_Required work_
Set down the data lines word for word, beginning with the first line and continuing through the line with "y-tick-label: 1 — [93, 1061, 108, 1090]".

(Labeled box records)
+--

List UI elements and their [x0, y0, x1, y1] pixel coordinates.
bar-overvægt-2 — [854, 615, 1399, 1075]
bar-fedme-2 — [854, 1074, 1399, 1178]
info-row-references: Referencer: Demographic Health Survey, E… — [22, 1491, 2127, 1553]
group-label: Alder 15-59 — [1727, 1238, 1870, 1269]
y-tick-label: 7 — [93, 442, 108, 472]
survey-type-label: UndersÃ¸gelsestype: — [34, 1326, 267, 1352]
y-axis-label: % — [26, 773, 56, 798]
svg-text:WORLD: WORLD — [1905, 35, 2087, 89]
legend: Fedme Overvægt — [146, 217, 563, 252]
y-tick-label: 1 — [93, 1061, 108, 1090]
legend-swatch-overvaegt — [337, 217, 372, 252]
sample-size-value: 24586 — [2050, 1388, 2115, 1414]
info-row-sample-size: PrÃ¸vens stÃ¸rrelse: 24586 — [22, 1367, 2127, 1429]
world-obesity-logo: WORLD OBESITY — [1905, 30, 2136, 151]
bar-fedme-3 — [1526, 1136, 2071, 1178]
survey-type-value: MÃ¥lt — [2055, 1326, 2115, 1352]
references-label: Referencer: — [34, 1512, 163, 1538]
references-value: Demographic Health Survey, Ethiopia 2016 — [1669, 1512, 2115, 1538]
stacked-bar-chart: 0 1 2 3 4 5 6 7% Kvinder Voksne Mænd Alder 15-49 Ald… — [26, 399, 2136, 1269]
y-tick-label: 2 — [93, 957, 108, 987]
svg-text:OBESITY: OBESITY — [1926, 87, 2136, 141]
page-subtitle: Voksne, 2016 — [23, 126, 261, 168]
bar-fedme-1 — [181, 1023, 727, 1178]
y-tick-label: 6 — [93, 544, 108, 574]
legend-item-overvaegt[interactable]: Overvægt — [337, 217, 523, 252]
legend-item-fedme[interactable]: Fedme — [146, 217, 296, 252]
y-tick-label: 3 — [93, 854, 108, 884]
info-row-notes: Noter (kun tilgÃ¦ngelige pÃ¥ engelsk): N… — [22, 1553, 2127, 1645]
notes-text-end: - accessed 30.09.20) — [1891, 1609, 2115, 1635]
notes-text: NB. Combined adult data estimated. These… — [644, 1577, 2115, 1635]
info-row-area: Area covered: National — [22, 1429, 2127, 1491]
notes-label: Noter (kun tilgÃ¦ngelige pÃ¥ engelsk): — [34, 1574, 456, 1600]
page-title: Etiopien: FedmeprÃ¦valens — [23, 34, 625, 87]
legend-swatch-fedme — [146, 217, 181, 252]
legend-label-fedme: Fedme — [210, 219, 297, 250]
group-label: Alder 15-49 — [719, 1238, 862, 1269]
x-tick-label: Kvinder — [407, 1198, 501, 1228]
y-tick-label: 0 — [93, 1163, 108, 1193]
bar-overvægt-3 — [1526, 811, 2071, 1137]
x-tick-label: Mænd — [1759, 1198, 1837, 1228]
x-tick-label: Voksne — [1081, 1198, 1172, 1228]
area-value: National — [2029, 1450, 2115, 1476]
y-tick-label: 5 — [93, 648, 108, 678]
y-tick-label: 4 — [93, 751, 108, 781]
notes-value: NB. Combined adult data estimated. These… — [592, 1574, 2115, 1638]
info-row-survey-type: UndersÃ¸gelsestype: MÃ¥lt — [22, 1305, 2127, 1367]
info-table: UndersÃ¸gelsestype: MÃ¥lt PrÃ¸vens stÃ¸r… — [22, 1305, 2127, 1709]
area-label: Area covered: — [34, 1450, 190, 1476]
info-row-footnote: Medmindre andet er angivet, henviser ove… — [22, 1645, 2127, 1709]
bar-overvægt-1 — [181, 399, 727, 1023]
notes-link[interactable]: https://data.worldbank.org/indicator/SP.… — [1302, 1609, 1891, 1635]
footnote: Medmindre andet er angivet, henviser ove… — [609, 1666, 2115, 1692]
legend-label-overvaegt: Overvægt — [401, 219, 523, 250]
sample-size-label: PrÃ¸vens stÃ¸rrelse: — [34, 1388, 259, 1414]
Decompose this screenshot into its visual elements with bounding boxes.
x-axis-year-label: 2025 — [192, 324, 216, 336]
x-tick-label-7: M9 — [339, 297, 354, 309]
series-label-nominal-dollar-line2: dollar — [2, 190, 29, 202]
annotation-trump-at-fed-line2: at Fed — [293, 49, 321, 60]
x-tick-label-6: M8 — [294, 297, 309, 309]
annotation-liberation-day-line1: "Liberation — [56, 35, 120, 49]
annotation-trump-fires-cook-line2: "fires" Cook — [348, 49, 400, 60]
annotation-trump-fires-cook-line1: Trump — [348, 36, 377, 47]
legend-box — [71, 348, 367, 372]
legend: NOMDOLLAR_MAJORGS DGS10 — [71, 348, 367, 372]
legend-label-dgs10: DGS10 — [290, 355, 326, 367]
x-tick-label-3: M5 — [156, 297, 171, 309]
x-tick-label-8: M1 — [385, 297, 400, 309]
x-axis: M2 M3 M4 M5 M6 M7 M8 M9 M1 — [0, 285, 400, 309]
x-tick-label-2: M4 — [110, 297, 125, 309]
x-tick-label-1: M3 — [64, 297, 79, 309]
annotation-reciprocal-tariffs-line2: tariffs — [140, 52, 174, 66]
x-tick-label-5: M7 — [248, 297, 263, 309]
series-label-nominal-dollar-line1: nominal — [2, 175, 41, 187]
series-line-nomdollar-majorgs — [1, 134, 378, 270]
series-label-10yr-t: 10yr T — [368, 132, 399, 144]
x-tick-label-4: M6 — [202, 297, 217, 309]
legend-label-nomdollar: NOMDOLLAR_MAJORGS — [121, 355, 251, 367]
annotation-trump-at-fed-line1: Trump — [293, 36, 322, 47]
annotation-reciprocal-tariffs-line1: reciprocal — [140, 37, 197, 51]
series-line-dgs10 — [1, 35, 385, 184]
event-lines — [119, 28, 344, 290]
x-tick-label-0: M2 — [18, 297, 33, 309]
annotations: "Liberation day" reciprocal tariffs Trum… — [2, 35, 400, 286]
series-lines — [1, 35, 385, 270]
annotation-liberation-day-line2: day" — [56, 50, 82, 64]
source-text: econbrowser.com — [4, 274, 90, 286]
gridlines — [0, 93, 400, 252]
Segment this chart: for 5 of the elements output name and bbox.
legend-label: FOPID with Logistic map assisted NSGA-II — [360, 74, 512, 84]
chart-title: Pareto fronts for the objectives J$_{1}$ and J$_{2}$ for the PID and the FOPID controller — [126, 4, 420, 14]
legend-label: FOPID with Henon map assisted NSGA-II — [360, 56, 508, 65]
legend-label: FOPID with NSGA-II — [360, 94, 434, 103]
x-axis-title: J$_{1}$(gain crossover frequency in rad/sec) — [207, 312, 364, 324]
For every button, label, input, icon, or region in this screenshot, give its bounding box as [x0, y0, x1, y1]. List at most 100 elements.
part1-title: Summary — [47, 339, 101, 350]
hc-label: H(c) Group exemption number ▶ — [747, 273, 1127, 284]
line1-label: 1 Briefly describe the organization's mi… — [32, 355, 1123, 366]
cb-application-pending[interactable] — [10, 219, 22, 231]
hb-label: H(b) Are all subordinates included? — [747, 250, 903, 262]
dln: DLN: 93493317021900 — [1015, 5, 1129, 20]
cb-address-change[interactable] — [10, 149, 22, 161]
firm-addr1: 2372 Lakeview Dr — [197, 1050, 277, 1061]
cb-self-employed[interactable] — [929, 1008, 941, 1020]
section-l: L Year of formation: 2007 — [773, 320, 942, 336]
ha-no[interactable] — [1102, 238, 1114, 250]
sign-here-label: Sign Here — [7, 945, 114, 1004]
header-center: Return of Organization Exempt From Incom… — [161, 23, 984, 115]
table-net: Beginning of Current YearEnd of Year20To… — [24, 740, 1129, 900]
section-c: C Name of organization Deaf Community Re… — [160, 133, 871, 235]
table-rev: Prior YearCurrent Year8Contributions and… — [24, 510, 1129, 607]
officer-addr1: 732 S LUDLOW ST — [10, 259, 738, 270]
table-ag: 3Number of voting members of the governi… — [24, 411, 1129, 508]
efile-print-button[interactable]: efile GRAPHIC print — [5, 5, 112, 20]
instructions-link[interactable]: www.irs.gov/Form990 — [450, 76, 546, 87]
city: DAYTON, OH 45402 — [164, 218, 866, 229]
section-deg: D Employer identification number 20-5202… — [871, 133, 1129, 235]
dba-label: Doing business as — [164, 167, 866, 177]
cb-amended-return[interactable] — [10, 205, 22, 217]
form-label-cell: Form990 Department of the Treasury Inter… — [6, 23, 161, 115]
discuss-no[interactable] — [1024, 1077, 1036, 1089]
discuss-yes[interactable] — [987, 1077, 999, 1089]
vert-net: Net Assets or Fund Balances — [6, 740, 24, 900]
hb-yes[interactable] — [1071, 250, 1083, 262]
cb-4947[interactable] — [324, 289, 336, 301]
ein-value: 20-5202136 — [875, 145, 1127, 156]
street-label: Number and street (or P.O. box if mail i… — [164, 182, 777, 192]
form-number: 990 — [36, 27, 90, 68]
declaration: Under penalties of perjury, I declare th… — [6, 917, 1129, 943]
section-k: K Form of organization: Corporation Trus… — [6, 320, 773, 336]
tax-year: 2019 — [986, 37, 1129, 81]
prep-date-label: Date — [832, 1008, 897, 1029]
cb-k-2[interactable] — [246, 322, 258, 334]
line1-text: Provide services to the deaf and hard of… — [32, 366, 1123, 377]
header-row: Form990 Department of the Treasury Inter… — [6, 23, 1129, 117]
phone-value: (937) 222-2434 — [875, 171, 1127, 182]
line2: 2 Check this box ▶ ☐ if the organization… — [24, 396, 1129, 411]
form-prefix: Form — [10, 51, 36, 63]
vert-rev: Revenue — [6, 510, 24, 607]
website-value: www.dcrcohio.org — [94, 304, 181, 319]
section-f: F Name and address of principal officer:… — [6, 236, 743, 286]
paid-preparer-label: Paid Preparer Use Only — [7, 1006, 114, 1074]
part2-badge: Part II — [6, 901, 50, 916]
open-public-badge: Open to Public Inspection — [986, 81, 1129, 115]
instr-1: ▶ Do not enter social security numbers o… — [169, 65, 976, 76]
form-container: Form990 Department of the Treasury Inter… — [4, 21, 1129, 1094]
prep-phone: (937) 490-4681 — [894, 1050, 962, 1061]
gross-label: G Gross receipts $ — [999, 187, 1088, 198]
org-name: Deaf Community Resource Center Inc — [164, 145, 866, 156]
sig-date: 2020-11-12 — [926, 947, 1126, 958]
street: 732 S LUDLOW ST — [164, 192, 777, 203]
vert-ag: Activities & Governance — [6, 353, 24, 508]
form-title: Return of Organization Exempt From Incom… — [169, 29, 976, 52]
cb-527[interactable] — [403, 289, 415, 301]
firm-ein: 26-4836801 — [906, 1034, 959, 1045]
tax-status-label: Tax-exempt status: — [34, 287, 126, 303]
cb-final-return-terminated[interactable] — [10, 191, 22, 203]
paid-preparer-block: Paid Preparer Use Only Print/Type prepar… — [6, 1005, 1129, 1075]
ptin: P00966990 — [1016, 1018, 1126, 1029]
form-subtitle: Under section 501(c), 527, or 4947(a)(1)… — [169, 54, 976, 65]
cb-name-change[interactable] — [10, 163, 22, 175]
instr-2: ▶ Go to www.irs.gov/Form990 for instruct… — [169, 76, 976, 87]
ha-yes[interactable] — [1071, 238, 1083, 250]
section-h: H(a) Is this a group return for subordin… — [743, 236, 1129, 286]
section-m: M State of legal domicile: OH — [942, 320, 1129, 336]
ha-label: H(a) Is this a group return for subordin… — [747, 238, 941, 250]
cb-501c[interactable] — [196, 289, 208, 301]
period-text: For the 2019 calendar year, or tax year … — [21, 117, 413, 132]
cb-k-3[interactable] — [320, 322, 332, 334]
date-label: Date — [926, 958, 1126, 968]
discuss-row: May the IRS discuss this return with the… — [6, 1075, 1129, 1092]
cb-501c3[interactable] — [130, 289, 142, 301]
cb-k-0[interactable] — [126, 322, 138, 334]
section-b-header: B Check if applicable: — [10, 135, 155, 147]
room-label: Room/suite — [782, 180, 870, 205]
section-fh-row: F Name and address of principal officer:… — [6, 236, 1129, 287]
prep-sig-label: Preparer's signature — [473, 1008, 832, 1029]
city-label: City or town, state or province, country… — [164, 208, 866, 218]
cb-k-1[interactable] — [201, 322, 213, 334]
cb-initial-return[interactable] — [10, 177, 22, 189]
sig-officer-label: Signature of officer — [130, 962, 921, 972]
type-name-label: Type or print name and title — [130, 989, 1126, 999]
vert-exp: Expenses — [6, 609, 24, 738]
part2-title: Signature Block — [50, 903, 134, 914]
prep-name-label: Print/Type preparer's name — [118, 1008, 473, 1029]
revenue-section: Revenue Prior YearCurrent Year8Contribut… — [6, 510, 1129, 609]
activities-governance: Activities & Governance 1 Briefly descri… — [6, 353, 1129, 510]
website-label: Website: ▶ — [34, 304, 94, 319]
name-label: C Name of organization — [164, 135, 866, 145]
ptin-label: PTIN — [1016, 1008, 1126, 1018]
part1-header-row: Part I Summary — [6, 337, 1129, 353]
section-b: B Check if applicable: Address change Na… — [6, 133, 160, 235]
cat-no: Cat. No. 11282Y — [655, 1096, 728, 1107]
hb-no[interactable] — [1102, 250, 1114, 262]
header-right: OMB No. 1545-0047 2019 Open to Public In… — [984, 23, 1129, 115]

+--

_Written solution_
List UI elements and their [x0, y0, x1, y1] pixel coordinates.
bar-overvægt-2 — [854, 615, 1399, 1075]
bar-fedme-2 — [854, 1074, 1399, 1178]
info-row-references: Referencer: Demographic Health Survey, E… — [22, 1491, 2127, 1553]
group-label: Alder 15-59 — [1727, 1238, 1870, 1269]
y-tick-label: 7 — [93, 442, 108, 472]
survey-type-label: UndersÃ¸gelsestype: — [34, 1326, 267, 1352]
y-axis-label: % — [26, 773, 56, 798]
svg-text:WORLD: WORLD — [1905, 35, 2087, 89]
legend: Fedme Overvægt — [146, 217, 563, 252]
y-tick-label: 1 — [93, 1061, 108, 1090]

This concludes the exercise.